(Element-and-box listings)
>>

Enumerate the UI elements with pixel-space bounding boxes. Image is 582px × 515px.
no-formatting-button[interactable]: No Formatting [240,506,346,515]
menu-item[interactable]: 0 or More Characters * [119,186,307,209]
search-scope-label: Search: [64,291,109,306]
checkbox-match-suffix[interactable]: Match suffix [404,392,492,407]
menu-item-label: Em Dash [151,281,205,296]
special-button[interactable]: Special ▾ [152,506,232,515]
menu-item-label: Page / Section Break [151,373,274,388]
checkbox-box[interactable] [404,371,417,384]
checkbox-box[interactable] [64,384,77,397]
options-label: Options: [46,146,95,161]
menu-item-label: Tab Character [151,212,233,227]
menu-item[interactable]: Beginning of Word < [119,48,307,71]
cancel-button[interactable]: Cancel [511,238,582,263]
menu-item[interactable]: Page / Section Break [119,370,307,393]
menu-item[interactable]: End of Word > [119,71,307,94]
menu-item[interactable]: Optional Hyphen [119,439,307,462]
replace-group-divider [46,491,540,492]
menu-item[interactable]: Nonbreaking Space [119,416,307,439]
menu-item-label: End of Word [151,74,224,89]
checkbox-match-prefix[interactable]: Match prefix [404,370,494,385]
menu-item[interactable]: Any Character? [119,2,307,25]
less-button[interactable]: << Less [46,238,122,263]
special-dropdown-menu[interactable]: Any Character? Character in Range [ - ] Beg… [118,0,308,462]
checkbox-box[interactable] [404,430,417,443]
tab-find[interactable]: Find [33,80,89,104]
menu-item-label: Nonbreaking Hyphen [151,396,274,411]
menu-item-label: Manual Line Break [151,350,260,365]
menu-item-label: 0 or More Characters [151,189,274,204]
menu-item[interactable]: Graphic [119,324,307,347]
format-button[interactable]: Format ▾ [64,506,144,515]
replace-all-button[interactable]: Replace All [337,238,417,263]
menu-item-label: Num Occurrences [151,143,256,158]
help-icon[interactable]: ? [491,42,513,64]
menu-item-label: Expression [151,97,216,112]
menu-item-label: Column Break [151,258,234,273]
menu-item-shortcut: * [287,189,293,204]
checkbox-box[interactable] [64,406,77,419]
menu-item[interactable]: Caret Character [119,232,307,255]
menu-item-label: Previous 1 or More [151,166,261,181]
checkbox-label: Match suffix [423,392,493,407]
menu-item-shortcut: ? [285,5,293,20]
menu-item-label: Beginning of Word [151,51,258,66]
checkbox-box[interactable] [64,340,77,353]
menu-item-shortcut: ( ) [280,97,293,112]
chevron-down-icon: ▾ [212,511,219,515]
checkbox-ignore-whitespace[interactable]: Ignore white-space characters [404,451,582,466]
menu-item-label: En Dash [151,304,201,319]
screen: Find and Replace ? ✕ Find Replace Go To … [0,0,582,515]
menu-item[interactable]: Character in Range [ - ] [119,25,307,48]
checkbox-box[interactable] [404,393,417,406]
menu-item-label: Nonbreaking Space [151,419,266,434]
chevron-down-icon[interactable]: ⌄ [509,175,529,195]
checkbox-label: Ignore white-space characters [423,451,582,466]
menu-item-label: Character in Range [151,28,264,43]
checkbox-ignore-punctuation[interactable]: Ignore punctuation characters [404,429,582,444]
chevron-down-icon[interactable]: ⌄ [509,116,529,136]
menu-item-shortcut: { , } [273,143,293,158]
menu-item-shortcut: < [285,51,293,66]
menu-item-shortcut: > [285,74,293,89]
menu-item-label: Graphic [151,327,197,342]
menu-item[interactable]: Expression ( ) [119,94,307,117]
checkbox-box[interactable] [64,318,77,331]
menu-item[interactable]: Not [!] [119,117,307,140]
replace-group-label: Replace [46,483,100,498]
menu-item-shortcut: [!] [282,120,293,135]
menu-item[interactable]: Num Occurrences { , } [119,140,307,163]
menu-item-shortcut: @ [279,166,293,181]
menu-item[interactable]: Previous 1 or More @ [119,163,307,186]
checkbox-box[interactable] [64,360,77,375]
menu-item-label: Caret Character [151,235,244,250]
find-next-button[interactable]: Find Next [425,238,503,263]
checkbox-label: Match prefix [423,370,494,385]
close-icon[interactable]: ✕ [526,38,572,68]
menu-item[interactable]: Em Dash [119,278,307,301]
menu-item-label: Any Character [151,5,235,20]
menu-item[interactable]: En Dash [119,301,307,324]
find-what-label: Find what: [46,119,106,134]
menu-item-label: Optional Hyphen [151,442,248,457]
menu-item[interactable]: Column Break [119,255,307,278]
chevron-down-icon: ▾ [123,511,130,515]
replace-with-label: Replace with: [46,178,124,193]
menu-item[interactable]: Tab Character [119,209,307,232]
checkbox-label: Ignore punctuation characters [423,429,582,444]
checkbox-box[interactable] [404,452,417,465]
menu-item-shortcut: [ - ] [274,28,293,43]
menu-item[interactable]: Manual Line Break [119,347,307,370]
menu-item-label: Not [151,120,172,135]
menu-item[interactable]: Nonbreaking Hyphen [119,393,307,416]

<<

EXERCISE BRIEF: Rewrite everything from the start of the records down to the line containing "cancel-button[interactable]: Cancel [511,238,582,263]" as a Markdown table with two columns, Row and Line. Number each row, and leave out any blank lines.

SOLUTION TO THIS PROBLEM:
| Row | Line |
|---|---|
| 1 | Enumerate the UI elements with pixel-space bounding boxes. Image is 582px × 515px. |
| 2 | no-formatting-button[interactable]: No Formatting [240,506,346,515] |
| 3 | menu-item[interactable]: 0 or More Characters * [119,186,307,209] |
| 4 | search-scope-label: Search: [64,291,109,306] |
| 5 | checkbox-match-suffix[interactable]: Match suffix [404,392,492,407] |
| 6 | menu-item-label: Em Dash [151,281,205,296] |
| 7 | special-button[interactable]: Special ▾ [152,506,232,515] |
| 8 | menu-item-label: Page / Section Break [151,373,274,388] |
| 9 | checkbox-box[interactable] [404,371,417,384] |
| 10 | checkbox-box[interactable] [64,384,77,397] |
| 11 | options-label: Options: [46,146,95,161] |
| 12 | menu-item-label: Tab Character [151,212,233,227] |
| 13 | menu-item[interactable]: Beginning of Word < [119,48,307,71] |
| 14 | cancel-button[interactable]: Cancel [511,238,582,263] |